* **WHAT YOU SHOULD DO**
Reproduce each line exactly.

-=-=-

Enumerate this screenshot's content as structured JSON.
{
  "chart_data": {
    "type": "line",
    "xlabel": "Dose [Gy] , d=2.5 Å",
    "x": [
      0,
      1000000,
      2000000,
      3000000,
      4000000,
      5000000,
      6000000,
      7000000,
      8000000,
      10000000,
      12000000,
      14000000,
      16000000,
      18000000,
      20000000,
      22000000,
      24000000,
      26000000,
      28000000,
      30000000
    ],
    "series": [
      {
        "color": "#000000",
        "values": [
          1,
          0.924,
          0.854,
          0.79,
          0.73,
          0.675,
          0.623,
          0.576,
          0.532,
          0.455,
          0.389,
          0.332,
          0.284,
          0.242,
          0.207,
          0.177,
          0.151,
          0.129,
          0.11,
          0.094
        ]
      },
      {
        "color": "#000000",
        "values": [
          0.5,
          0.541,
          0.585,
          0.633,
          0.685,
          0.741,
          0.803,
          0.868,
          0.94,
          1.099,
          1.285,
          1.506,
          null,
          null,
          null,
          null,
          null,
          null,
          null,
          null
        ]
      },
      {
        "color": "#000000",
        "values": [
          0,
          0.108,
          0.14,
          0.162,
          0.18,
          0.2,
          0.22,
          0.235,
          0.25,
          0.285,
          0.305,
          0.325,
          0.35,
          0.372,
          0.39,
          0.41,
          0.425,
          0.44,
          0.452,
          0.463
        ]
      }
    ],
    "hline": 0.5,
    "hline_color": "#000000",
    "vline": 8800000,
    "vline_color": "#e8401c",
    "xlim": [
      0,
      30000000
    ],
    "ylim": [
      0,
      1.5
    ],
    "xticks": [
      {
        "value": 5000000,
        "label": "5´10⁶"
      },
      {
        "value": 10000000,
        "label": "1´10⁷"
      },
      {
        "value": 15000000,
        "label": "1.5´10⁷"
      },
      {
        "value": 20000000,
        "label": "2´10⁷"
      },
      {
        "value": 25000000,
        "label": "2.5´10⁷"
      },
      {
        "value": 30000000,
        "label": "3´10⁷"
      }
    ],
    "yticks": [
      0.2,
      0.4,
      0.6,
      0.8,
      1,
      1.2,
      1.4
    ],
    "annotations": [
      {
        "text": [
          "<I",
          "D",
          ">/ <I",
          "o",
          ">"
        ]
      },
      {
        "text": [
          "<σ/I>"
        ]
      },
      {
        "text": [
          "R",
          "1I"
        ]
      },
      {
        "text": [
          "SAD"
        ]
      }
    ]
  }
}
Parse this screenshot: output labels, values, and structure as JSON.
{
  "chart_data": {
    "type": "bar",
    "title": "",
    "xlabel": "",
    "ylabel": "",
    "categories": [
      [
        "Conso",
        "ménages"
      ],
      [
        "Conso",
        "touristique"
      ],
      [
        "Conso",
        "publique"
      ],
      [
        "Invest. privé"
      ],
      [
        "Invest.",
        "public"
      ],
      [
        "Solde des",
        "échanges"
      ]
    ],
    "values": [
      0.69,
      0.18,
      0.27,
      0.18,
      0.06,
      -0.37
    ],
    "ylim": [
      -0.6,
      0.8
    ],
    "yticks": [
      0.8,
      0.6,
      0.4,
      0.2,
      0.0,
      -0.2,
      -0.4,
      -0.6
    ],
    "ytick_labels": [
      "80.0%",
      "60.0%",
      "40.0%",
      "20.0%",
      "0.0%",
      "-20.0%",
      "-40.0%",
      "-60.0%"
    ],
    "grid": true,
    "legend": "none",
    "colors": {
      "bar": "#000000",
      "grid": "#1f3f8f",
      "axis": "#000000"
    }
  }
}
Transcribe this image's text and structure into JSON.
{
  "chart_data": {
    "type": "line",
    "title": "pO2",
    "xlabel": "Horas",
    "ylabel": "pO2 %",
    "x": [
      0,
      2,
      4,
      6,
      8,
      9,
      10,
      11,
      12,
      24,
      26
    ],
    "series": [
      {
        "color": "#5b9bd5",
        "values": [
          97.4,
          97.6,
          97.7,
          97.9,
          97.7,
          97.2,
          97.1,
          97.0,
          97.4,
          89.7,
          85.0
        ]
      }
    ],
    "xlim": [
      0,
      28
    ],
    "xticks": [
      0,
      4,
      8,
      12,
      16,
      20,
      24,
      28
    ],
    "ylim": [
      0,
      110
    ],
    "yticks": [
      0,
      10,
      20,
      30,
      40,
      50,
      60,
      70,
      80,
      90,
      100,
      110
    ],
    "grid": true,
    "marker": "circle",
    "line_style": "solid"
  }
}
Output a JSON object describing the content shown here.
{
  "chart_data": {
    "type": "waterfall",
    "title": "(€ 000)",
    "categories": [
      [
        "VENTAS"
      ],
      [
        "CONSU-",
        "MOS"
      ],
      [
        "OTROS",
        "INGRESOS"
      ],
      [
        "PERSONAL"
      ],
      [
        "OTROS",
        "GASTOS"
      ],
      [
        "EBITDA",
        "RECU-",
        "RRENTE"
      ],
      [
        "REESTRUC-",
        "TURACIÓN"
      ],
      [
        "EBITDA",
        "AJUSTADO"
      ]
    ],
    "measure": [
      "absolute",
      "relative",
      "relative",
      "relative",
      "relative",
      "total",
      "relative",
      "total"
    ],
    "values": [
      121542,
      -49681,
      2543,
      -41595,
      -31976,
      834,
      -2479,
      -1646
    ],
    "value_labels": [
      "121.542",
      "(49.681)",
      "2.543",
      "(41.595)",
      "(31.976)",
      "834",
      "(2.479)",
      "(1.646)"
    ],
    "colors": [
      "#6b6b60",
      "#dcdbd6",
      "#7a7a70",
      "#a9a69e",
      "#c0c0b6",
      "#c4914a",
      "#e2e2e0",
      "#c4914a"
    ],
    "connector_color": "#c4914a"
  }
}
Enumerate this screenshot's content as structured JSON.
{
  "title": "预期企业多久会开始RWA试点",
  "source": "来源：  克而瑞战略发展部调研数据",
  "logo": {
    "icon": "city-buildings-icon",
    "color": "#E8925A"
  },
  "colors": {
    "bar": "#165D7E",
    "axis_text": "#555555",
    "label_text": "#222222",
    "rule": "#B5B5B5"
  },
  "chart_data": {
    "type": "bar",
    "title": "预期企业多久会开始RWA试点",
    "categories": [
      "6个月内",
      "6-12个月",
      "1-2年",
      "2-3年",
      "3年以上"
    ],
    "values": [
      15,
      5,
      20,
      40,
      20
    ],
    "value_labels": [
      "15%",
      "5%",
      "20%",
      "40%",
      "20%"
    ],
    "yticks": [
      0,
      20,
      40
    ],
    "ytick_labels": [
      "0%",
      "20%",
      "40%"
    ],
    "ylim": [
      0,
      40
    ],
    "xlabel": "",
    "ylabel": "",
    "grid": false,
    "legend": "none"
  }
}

-=-=-

* **ANSWER TO THIS TASK**
Enumerate this screenshot's content as structured JSON.
{
  "chart_data": {
    "type": "line",
    "xlabel": "Dose [Gy] , d=2.5 Å",
    "x": [
      0,
      1000000,
      2000000,
      3000000,
      4000000,
      5000000,
      6000000,
      7000000,
      8000000,
      10000000,
      12000000,
      14000000,
      16000000,
      18000000,
      20000000,
      22000000,
      24000000,
      26000000,
      28000000,
      30000000
    ],
    "series": [
      {
        "color": "#000000",
        "values": [
          1,
          0.924,
          0.854,
          0.79,
          0.73,
          0.675,
          0.623,
          0.576,
          0.532,
          0.455,
          0.389,
          0.332,
          0.284,
          0.242,
          0.207,
          0.177,
          0.151,
          0.129,
          0.11,
          0.094
        ]
      },
      {
        "color": "#000000",
        "values": [
          0.5,
          0.541,
          0.585,
          0.633,
          0.685,
          0.741,
          0.803,
          0.868,
          0.94,
          1.099,
          1.285,
          1.506,
          null,
          null,
          null,
          null,
          null,
          null,
          null,
          null
        ]
      },
      {
        "color": "#000000",
        "values": [
          0,
          0.108,
          0.14,
          0.162,
          0.18,
          0.2,
          0.22,
          0.235,
          0.25,
          0.285,
          0.305,
          0.325,
          0.35,
          0.372,
          0.39,
          0.41,
          0.425,
          0.44,
          0.452,
          0.463
        ]
      }
    ],
    "hline": 0.5,
    "hline_color": "#000000",
    "vline": 8800000,
    "vline_color": "#e8401c",
    "xlim": [
      0,
      30000000
    ],
    "ylim": [
      0,
      1.5
    ],
    "xticks": [
      {
        "value": 5000000,
        "label": "5´10⁶"
      },
      {
        "value": 10000000,
        "label": "1´10⁷"
      },
      {
        "value": 15000000,
        "label": "1.5´10⁷"
      },
      {
        "value": 20000000,
        "label": "2´10⁷"
      },
      {
        "value": 25000000,
        "label": "2.5´10⁷"
      },
      {
        "value": 30000000,
        "label": "3´10⁷"
      }
    ],
    "yticks": [
      0.2,
      0.4,
      0.6,
      0.8,
      1,
      1.2,
      1.4
    ],
    "annotations": [
      {
        "text": [
          "<I",
          "D",
          ">/ <I",
          "o",
          ">"
        ]
      },
      {
        "text": [
          "<σ/I>"
        ]
      },
      {
        "text": [
          "R",
          "1I"
        ]
      },
      {
        "text": [
          "SAD"
        ]
      }
    ]
  }
}
Parse this screenshot: output labels, values, and structure as JSON.
{
  "chart_data": {
    "type": "bar",
    "title": "",
    "xlabel": "",
    "ylabel": "",
    "categories": [
      [
        "Conso",
        "ménages"
      ],
      [
        "Conso",
        "touristique"
      ],
      [
        "Conso",
        "publique"
      ],
      [
        "Invest. privé"
      ],
      [
        "Invest.",
        "public"
      ],
      [
        "Solde des",
        "échanges"
      ]
    ],
    "values": [
      0.69,
      0.18,
      0.27,
      0.18,
      0.06,
      -0.37
    ],
    "ylim": [
      -0.6,
      0.8
    ],
    "yticks": [
      0.8,
      0.6,
      0.4,
      0.2,
      0.0,
      -0.2,
      -0.4,
      -0.6
    ],
    "ytick_labels": [
      "80.0%",
      "60.0%",
      "40.0%",
      "20.0%",
      "0.0%",
      "-20.0%",
      "-40.0%",
      "-60.0%"
    ],
    "grid": true,
    "legend": "none",
    "colors": {
      "bar": "#000000",
      "grid": "#1f3f8f",
      "axis": "#000000"
    }
  }
}
Transcribe this image's text and structure into JSON.
{
  "chart_data": {
    "type": "line",
    "title": "pO2",
    "xlabel": "Horas",
    "ylabel": "pO2 %",
    "x": [
      0,
      2,
      4,
      6,
      8,
      9,
      10,
      11,
      12,
      24,
      26
    ],
    "series": [
      {
        "color": "#5b9bd5",
        "values": [
          97.4,
          97.6,
          97.7,
          97.9,
          97.7,
          97.2,
          97.1,
          97.0,
          97.4,
          89.7,
          85.0
        ]
      }
    ],
    "xlim": [
      0,
      28
    ],
    "xticks": [
      0,
      4,
      8,
      12,
      16,
      20,
      24,
      28
    ],
    "ylim": [
      0,
      110
    ],
    "yticks": [
      0,
      10,
      20,
      30,
      40,
      50,
      60,
      70,
      80,
      90,
      100,
      110
    ],
    "grid": true,
    "marker": "circle",
    "line_style": "solid"
  }
}
Output a JSON object describing the content shown here.
{
  "chart_data": {
    "type": "waterfall",
    "title": "(€ 000)",
    "categories": [
      [
        "VENTAS"
      ],
      [
        "CONSU-",
        "MOS"
      ],
      [
        "OTROS",
        "INGRESOS"
      ],
      [
        "PERSONAL"
      ],
      [
        "OTROS",
        "GASTOS"
      ],
      [
        "EBITDA",
        "RECU-",
        "RRENTE"
      ],
      [
        "REESTRUC-",
        "TURACIÓN"
      ],
      [
        "EBITDA",
        "AJUSTADO"
      ]
    ],
    "measure": [
      "absolute",
      "relative",
      "relative",
      "relative",
      "relative",
      "total",
      "relative",
      "total"
    ],
    "values": [
      121542,
      -49681,
      2543,
      -41595,
      -31976,
      834,
      -2479,
      -1646
    ],
    "value_labels": [
      "121.542",
      "(49.681)",
      "2.543",
      "(41.595)",
      "(31.976)",
      "834",
      "(2.479)",
      "(1.646)"
    ],
    "colors": [
      "#6b6b60",
      "#dcdbd6",
      "#7a7a70",
      "#a9a69e",
      "#c0c0b6",
      "#c4914a",
      "#e2e2e0",
      "#c4914a"
    ],
    "connector_color": "#c4914a"
  }
}
Enumerate this screenshot's content as structured JSON.
{
  "title": "预期企业多久会开始RWA试点",
  "source": "来源：  克而瑞战略发展部调研数据",
  "logo": {
    "icon": "city-buildings-icon",
    "color": "#E8925A"
  },
  "colors": {
    "bar": "#165D7E",
    "axis_text": "#555555",
    "label_text": "#222222",
    "rule": "#B5B5B5"
  },
  "chart_data": {
    "type": "bar",
    "title": "预期企业多久会开始RWA试点",
    "categories": [
      "6个月内",
      "6-12个月",
      "1-2年",
      "2-3年",
      "3年以上"
    ],
    "values": [
      15,
      5,
      20,
      40,
      20
    ],
    "value_labels": [
      "15%",
      "5%",
      "20%",
      "40%",
      "20%"
    ],
    "yticks": [
      0,
      20,
      40
    ],
    "ytick_labels": [
      "0%",
      "20%",
      "40%"
    ],
    "ylim": [
      0,
      40
    ],
    "xlabel": "",
    "ylabel": "",
    "grid": false,
    "legend": "none"
  }
}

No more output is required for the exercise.